▶ Data shown
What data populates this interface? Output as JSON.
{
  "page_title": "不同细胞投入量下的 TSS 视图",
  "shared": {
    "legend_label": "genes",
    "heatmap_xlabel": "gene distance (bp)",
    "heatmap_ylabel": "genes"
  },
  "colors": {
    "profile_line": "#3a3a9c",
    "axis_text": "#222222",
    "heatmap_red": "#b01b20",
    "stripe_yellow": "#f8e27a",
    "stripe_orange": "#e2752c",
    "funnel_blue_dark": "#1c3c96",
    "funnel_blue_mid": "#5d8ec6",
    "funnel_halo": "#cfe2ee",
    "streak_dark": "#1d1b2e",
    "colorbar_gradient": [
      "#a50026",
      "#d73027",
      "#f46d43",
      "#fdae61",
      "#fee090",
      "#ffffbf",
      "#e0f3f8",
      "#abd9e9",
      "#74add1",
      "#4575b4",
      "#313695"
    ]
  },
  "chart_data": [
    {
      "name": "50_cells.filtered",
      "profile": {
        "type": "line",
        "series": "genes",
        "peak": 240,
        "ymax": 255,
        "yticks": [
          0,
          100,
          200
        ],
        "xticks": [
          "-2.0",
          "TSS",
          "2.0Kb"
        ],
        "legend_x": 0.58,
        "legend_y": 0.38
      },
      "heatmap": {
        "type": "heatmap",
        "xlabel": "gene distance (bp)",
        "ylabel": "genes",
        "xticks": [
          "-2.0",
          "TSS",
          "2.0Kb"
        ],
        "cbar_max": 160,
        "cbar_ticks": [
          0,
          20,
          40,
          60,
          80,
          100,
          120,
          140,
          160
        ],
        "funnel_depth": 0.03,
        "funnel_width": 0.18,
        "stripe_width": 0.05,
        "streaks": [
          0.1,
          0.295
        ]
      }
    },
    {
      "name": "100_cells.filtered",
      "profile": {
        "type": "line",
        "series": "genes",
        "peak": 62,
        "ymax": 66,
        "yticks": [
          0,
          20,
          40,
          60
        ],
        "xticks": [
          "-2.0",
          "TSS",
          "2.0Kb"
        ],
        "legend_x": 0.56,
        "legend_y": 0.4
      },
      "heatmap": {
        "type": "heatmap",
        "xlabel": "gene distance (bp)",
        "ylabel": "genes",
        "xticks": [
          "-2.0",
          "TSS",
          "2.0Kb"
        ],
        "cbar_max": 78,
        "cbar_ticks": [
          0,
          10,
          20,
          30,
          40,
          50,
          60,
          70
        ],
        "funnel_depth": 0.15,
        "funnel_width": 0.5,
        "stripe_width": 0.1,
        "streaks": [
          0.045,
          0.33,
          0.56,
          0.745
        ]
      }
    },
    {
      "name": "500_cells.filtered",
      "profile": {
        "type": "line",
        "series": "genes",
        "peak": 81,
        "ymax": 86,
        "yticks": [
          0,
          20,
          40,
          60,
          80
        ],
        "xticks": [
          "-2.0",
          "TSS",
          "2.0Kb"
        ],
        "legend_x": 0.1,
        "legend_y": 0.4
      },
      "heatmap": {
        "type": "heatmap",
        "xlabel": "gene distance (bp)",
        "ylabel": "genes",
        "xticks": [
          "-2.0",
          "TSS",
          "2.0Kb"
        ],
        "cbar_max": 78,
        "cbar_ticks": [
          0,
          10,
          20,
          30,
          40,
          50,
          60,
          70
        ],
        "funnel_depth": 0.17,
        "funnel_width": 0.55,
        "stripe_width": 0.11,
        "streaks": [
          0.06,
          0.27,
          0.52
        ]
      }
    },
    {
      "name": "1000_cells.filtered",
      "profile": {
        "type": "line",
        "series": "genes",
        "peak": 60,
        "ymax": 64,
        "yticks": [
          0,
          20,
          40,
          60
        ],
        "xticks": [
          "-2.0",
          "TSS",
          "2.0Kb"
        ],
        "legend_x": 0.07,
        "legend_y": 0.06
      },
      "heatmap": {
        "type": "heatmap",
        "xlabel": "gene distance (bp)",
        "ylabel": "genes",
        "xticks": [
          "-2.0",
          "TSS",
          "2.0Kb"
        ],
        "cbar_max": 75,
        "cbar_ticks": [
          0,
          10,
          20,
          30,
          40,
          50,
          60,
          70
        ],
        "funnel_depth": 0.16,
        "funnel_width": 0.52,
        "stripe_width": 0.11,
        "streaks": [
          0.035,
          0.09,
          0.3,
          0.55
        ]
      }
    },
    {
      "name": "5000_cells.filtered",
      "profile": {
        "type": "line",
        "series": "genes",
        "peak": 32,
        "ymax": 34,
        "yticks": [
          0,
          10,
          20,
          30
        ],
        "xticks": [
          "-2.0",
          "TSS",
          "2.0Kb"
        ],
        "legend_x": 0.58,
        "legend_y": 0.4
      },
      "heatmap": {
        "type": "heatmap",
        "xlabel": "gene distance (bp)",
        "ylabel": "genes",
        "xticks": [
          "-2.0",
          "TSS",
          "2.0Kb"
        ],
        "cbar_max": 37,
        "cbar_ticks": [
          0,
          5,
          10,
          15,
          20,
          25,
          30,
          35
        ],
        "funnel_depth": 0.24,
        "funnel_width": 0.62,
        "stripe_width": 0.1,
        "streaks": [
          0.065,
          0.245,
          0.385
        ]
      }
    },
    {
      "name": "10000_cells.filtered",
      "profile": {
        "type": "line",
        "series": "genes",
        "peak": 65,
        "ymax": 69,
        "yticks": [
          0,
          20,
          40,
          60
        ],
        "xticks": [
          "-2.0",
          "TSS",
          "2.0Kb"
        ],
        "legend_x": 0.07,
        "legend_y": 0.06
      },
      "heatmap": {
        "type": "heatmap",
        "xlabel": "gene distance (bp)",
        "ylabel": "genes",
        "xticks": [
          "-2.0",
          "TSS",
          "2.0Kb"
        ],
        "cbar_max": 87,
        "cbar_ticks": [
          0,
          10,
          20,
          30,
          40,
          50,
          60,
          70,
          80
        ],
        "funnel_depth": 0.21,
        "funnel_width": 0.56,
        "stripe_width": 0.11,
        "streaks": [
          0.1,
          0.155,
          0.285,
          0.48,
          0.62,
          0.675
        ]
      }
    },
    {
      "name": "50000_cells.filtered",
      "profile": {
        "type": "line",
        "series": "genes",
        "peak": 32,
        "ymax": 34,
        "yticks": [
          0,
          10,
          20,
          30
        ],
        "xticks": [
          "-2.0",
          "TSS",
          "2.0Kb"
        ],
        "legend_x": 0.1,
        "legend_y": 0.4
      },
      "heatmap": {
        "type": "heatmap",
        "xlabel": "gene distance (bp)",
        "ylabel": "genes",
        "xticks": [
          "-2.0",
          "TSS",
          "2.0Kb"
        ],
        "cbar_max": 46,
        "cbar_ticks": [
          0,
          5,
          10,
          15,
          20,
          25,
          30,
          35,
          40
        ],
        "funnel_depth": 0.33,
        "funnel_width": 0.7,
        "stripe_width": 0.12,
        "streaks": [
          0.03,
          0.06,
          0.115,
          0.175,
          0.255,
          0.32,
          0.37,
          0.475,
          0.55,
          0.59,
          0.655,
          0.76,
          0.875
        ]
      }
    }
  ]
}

▶ Exercise details
Set down the whole listing again, exactly as it was given.

▶ Response to the task
What data populates this interface? Output as JSON.
{
  "page_title": "不同细胞投入量下的 TSS 视图",
  "shared": {
    "legend_label": "genes",
    "heatmap_xlabel": "gene distance (bp)",
    "heatmap_ylabel": "genes"
  },
  "colors": {
    "profile_line": "#3a3a9c",
    "axis_text": "#222222",
    "heatmap_red": "#b01b20",
    "stripe_yellow": "#f8e27a",
    "stripe_orange": "#e2752c",
    "funnel_blue_dark": "#1c3c96",
    "funnel_blue_mid": "#5d8ec6",
    "funnel_halo": "#cfe2ee",
    "streak_dark": "#1d1b2e",
    "colorbar_gradient": [
      "#a50026",
      "#d73027",
      "#f46d43",
      "#fdae61",
      "#fee090",
      "#ffffbf",
      "#e0f3f8",
      "#abd9e9",
      "#74add1",
      "#4575b4",
      "#313695"
    ]
  },
  "chart_data": [
    {
      "name": "50_cells.filtered",
      "profile": {
        "type": "line",
        "series": "genes",
        "peak": 240,
        "ymax": 255,
        "yticks": [
          0,
          100,
          200
        ],
        "xticks": [
          "-2.0",
          "TSS",
          "2.0Kb"
        ],
        "legend_x": 0.58,
        "legend_y": 0.38
      },
      "heatmap": {
        "type": "heatmap",
        "xlabel": "gene distance (bp)",
        "ylabel": "genes",
        "xticks": [
          "-2.0",
          "TSS",
          "2.0Kb"
        ],
        "cbar_max": 160,
        "cbar_ticks": [
          0,
          20,
          40,
          60,
          80,
          100,
          120,
          140,
          160
        ],
        "funnel_depth": 0.03,
        "funnel_width": 0.18,
        "stripe_width": 0.05,
        "streaks": [
          0.1,
          0.295
        ]
      }
    },
    {
      "name": "100_cells.filtered",
      "profile": {
        "type": "line",
        "series": "genes",
        "peak": 62,
        "ymax": 66,
        "yticks": [
          0,
          20,
          40,
          60
        ],
        "xticks": [
          "-2.0",
          "TSS",
          "2.0Kb"
        ],
        "legend_x": 0.56,
        "legend_y": 0.4
      },
      "heatmap": {
        "type": "heatmap",
        "xlabel": "gene distance (bp)",
        "ylabel": "genes",
        "xticks": [
          "-2.0",
          "TSS",
          "2.0Kb"
        ],
        "cbar_max": 78,
        "cbar_ticks": [
          0,
          10,
          20,
          30,
          40,
          50,
          60,
          70
        ],
        "funnel_depth": 0.15,
        "funnel_width": 0.5,
        "stripe_width": 0.1,
        "streaks": [
          0.045,
          0.33,
          0.56,
          0.745
        ]
      }
    },
    {
      "name": "500_cells.filtered",
      "profile": {
        "type": "line",
        "series": "genes",
        "peak": 81,
        "ymax": 86,
        "yticks": [
          0,
          20,
          40,
          60,
          80
        ],
        "xticks": [
          "-2.0",
          "TSS",
          "2.0Kb"
        ],
        "legend_x": 0.1,
        "legend_y": 0.4
      },
      "heatmap": {
        "type": "heatmap",
        "xlabel": "gene distance (bp)",
        "ylabel": "genes",
        "xticks": [
          "-2.0",
          "TSS",
          "2.0Kb"
        ],
        "cbar_max": 78,
        "cbar_ticks": [
          0,
          10,
          20,
          30,
          40,
          50,
          60,
          70
        ],
        "funnel_depth": 0.17,
        "funnel_width": 0.55,
        "stripe_width": 0.11,
        "streaks": [
          0.06,
          0.27,
          0.52
        ]
      }
    },
    {
      "name": "1000_cells.filtered",
      "profile": {
        "type": "line",
        "series": "genes",
        "peak": 60,
        "ymax": 64,
        "yticks": [
          0,
          20,
          40,
          60
        ],
        "xticks": [
          "-2.0",
          "TSS",
          "2.0Kb"
        ],
        "legend_x": 0.07,
        "legend_y": 0.06
      },
      "heatmap": {
        "type": "heatmap",
        "xlabel": "gene distance (bp)",
        "ylabel": "genes",
        "xticks": [
          "-2.0",
          "TSS",
          "2.0Kb"
        ],
        "cbar_max": 75,
        "cbar_ticks": [
          0,
          10,
          20,
          30,
          40,
          50,
          60,
          70
        ],
        "funnel_depth": 0.16,
        "funnel_width": 0.52,
        "stripe_width": 0.11,
        "streaks": [
          0.035,
          0.09,
          0.3,
          0.55
        ]
      }
    },
    {
      "name": "5000_cells.filtered",
      "profile": {
        "type": "line",
        "series": "genes",
        "peak": 32,
        "ymax": 34,
        "yticks": [
          0,
          10,
          20,
          30
        ],
        "xticks": [
          "-2.0",
          "TSS",
          "2.0Kb"
        ],
        "legend_x": 0.58,
        "legend_y": 0.4
      },
      "heatmap": {
        "type": "heatmap",
        "xlabel": "gene distance (bp)",
        "ylabel": "genes",
        "xticks": [
          "-2.0",
          "TSS",
          "2.0Kb"
        ],
        "cbar_max": 37,
        "cbar_ticks": [
          0,
          5,
          10,
          15,
          20,
          25,
          30,
          35
        ],
        "funnel_depth": 0.24,
        "funnel_width": 0.62,
        "stripe_width": 0.1,
        "streaks": [
          0.065,
          0.245,
          0.385
        ]
      }
    },
    {
      "name": "10000_cells.filtered",
      "profile": {
        "type": "line",
        "series": "genes",
        "peak": 65,
        "ymax": 69,
        "yticks": [
          0,
          20,
          40,
          60
        ],
        "xticks": [
          "-2.0",
          "TSS",
          "2.0Kb"
        ],
        "legend_x": 0.07,
        "legend_y": 0.06
      },
      "heatmap": {
        "type": "heatmap",
        "xlabel": "gene distance (bp)",
        "ylabel": "genes",
        "xticks": [
          "-2.0",
          "TSS",
          "2.0Kb"
        ],
        "cbar_max": 87,
        "cbar_ticks": [
          0,
          10,
          20,
          30,
          40,
          50,
          60,
          70,
          80
        ],
        "funnel_depth": 0.21,
        "funnel_width": 0.56,
        "stripe_width": 0.11,
        "streaks": [
          0.1,
          0.155,
          0.285,
          0.48,
          0.62,
          0.675
        ]
      }
    },
    {
      "name": "50000_cells.filtered",
      "profile": {
        "type": "line",
        "series": "genes",
        "peak": 32,
        "ymax": 34,
        "yticks": [
          0,
          10,
          20,
          30
        ],
        "xticks": [
          "-2.0",
          "TSS",
          "2.0Kb"
        ],
        "legend_x": 0.1,
        "legend_y": 0.4
      },
      "heatmap": {
        "type": "heatmap",
        "xlabel": "gene distance (bp)",
        "ylabel": "genes",
        "xticks": [
          "-2.0",
          "TSS",
          "2.0Kb"
        ],
        "cbar_max": 46,
        "cbar_ticks": [
          0,
          5,
          10,
          15,
          20,
          25,
          30,
          35,
          40
        ],
        "funnel_depth": 0.33,
        "funnel_width": 0.7,
        "stripe_width": 0.12,
        "streaks": [
          0.03,
          0.06,
          0.115,
          0.175,
          0.255,
          0.32,
          0.37,
          0.475,
          0.55,
          0.59,
          0.655,
          0.76,
          0.875
        ]
      }
    }
  ]
}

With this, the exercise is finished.